**What the exercise asks**
Write out the items below again, substituting "backdrop-binary-text" for each "background-binary-text" and leaving everything else unchanged.

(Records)
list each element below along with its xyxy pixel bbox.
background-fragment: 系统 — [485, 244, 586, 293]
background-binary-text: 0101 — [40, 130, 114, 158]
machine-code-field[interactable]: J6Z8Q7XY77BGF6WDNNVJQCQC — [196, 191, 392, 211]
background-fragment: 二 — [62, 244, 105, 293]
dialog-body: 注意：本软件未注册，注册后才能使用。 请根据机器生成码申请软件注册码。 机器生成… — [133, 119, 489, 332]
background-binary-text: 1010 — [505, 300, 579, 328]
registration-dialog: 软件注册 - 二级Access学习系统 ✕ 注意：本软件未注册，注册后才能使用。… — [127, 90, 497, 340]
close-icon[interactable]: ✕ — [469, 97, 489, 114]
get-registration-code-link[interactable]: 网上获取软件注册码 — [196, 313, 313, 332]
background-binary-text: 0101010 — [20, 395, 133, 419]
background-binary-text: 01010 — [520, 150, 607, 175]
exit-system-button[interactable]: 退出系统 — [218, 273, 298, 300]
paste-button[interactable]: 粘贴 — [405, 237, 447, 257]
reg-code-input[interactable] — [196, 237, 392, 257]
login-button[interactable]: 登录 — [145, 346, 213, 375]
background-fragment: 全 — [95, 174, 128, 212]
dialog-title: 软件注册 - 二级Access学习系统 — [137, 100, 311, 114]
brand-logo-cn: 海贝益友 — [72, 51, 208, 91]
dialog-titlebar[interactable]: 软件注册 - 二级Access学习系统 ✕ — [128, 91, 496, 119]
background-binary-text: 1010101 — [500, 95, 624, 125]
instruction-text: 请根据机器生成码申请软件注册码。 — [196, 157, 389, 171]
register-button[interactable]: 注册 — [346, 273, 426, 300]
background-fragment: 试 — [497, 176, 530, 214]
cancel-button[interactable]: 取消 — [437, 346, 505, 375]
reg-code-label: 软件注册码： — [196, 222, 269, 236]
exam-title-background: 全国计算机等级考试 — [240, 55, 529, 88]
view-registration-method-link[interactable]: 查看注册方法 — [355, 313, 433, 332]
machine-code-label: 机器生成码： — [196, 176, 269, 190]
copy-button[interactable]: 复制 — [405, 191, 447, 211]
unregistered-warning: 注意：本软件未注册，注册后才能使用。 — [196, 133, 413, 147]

**Solution**
list each element below along with its xyxy pixel bbox.
background-fragment: 系统 — [485, 244, 586, 293]
backdrop-binary-text: 0101 — [40, 130, 114, 158]
machine-code-field[interactable]: J6Z8Q7XY77BGF6WDNNVJQCQC — [196, 191, 392, 211]
background-fragment: 二 — [62, 244, 105, 293]
dialog-body: 注意：本软件未注册，注册后才能使用。 请根据机器生成码申请软件注册码。 机器生成… — [133, 119, 489, 332]
backdrop-binary-text: 1010 — [505, 300, 579, 328]
registration-dialog: 软件注册 - 二级Access学习系统 ✕ 注意：本软件未注册，注册后才能使用。… — [127, 90, 497, 340]
close-icon[interactable]: ✕ — [469, 97, 489, 114]
get-registration-code-link[interactable]: 网上获取软件注册码 — [196, 313, 313, 332]
backdrop-binary-text: 0101010 — [20, 395, 133, 419]
backdrop-binary-text: 01010 — [520, 150, 607, 175]
exit-system-button[interactable]: 退出系统 — [218, 273, 298, 300]
paste-button[interactable]: 粘贴 — [405, 237, 447, 257]
reg-code-input[interactable] — [196, 237, 392, 257]
login-button[interactable]: 登录 — [145, 346, 213, 375]
background-fragment: 全 — [95, 174, 128, 212]
dialog-title: 软件注册 - 二级Access学习系统 — [137, 100, 311, 114]
brand-logo-cn: 海贝益友 — [72, 51, 208, 91]
dialog-titlebar[interactable]: 软件注册 - 二级Access学习系统 ✕ — [128, 91, 496, 119]
backdrop-binary-text: 1010101 — [500, 95, 624, 125]
instruction-text: 请根据机器生成码申请软件注册码。 — [196, 157, 389, 171]
register-button[interactable]: 注册 — [346, 273, 426, 300]
background-fragment: 试 — [497, 176, 530, 214]
cancel-button[interactable]: 取消 — [437, 346, 505, 375]
reg-code-label: 软件注册码： — [196, 222, 269, 236]
exam-title-background: 全国计算机等级考试 — [240, 55, 529, 88]
view-registration-method-link[interactable]: 查看注册方法 — [355, 313, 433, 332]
machine-code-label: 机器生成码： — [196, 176, 269, 190]
copy-button[interactable]: 复制 — [405, 191, 447, 211]
unregistered-warning: 注意：本软件未注册，注册后才能使用。 — [196, 133, 413, 147]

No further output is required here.